Records for processing:
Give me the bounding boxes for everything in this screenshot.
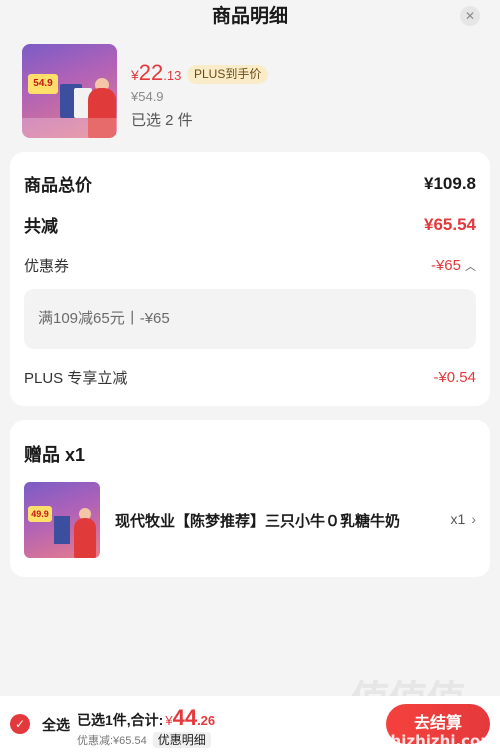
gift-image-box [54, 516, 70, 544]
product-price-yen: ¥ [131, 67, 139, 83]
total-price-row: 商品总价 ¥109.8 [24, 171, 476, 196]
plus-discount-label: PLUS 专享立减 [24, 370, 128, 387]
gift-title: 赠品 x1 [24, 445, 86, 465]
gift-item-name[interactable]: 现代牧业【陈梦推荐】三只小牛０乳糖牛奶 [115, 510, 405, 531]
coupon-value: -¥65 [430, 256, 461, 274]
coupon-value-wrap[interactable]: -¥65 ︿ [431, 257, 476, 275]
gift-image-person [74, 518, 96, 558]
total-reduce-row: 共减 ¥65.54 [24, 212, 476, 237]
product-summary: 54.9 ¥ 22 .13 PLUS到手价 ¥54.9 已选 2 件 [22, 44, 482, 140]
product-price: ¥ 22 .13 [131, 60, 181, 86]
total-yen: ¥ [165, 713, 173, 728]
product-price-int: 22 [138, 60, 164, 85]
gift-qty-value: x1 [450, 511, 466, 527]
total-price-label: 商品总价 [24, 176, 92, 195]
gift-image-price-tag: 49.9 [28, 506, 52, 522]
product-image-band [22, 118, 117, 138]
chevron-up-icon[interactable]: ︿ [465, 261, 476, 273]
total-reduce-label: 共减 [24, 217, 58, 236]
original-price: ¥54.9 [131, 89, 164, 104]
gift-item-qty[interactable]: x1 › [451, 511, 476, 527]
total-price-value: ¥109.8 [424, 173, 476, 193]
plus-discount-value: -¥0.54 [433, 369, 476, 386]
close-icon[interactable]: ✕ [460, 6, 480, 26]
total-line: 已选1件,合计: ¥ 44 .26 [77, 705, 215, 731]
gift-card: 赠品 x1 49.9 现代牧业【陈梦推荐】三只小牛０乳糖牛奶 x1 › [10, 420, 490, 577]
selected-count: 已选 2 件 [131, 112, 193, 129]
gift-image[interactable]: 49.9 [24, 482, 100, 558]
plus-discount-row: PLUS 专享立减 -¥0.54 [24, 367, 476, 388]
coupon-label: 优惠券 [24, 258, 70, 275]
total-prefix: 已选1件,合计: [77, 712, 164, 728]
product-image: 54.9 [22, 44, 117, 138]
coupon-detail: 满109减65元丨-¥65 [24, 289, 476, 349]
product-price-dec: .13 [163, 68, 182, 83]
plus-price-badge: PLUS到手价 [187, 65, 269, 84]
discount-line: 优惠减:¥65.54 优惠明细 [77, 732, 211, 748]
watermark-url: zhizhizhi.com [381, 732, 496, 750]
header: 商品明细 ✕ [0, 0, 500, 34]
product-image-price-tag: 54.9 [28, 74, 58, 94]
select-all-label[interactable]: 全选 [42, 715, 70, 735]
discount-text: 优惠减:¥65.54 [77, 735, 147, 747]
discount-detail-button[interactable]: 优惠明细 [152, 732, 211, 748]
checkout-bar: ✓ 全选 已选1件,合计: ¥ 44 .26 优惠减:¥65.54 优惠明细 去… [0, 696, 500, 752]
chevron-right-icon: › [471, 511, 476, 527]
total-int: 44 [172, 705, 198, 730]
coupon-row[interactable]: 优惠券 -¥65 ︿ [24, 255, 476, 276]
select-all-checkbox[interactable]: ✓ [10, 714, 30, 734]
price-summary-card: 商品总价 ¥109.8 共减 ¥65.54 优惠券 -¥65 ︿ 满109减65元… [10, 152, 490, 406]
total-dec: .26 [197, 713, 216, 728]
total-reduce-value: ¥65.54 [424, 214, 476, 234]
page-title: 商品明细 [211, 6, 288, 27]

Set exercise:
Could you reproduce the material above with every "coupon" swapped for "voucher" and nothing else altered, omitting the pictures?

Correct answer:
Give me the bounding boxes for everything in this screenshot.
gift-image-box [54, 516, 70, 544]
product-price-yen: ¥ [131, 67, 139, 83]
total-price-row: 商品总价 ¥109.8 [24, 171, 476, 196]
plus-discount-label: PLUS 专享立减 [24, 370, 128, 387]
gift-title: 赠品 x1 [24, 445, 86, 465]
gift-item-name[interactable]: 现代牧业【陈梦推荐】三只小牛０乳糖牛奶 [115, 510, 405, 531]
voucher-value: -¥65 [430, 256, 461, 274]
voucher-value-wrap[interactable]: -¥65 ︿ [431, 257, 476, 275]
gift-image-person [74, 518, 96, 558]
total-reduce-row: 共减 ¥65.54 [24, 212, 476, 237]
product-summary: 54.9 ¥ 22 .13 PLUS到手价 ¥54.9 已选 2 件 [22, 44, 482, 140]
product-price: ¥ 22 .13 [131, 60, 181, 86]
total-yen: ¥ [165, 713, 173, 728]
product-price-int: 22 [138, 60, 164, 85]
gift-qty-value: x1 [450, 511, 466, 527]
total-price-label: 商品总价 [24, 176, 92, 195]
gift-image-price-tag: 49.9 [28, 506, 52, 522]
product-image-band [22, 118, 117, 138]
chevron-up-icon[interactable]: ︿ [465, 261, 476, 273]
total-reduce-label: 共减 [24, 217, 58, 236]
original-price: ¥54.9 [131, 89, 164, 104]
gift-item-qty[interactable]: x1 › [451, 511, 476, 527]
total-price-value: ¥109.8 [424, 173, 476, 193]
plus-discount-value: -¥0.54 [433, 369, 476, 386]
close-icon[interactable]: ✕ [460, 6, 480, 26]
total-line: 已选1件,合计: ¥ 44 .26 [77, 705, 215, 731]
gift-card: 赠品 x1 49.9 现代牧业【陈梦推荐】三只小牛０乳糖牛奶 x1 › [10, 420, 490, 577]
selected-count: 已选 2 件 [131, 112, 193, 129]
gift-image[interactable]: 49.9 [24, 482, 100, 558]
plus-discount-row: PLUS 专享立减 -¥0.54 [24, 367, 476, 388]
voucher-label: 优惠券 [24, 258, 70, 275]
total-prefix: 已选1件,合计: [77, 712, 164, 728]
product-image: 54.9 [22, 44, 117, 138]
voucher-detail: 满109减65元丨-¥65 [24, 289, 476, 349]
product-price-dec: .13 [163, 68, 182, 83]
plus-price-badge: PLUS到手价 [187, 65, 269, 84]
discount-line: 优惠减:¥65.54 优惠明细 [77, 732, 211, 748]
watermark-url: zhizhizhi.com [381, 732, 496, 750]
header: 商品明细 ✕ [0, 0, 500, 34]
product-image-price-tag: 54.9 [28, 74, 58, 94]
select-all-label[interactable]: 全选 [42, 715, 70, 735]
discount-text: 优惠减:¥65.54 [77, 735, 147, 747]
discount-detail-button[interactable]: 优惠明细 [152, 732, 211, 748]
checkout-bar: ✓ 全选 已选1件,合计: ¥ 44 .26 优惠减:¥65.54 优惠明细 去… [0, 696, 500, 752]
chevron-right-icon: › [471, 511, 476, 527]
total-int: 44 [172, 705, 198, 730]
voucher-row[interactable]: 优惠券 -¥65 ︿ [24, 255, 476, 276]
select-all-checkbox[interactable]: ✓ [10, 714, 30, 734]
price-summary-card: 商品总价 ¥109.8 共减 ¥65.54 优惠券 -¥65 ︿ 满109减65元… [10, 152, 490, 406]
total-dec: .26 [197, 713, 216, 728]
total-reduce-value: ¥65.54 [424, 214, 476, 234]
page-title: 商品明细 [211, 6, 288, 27]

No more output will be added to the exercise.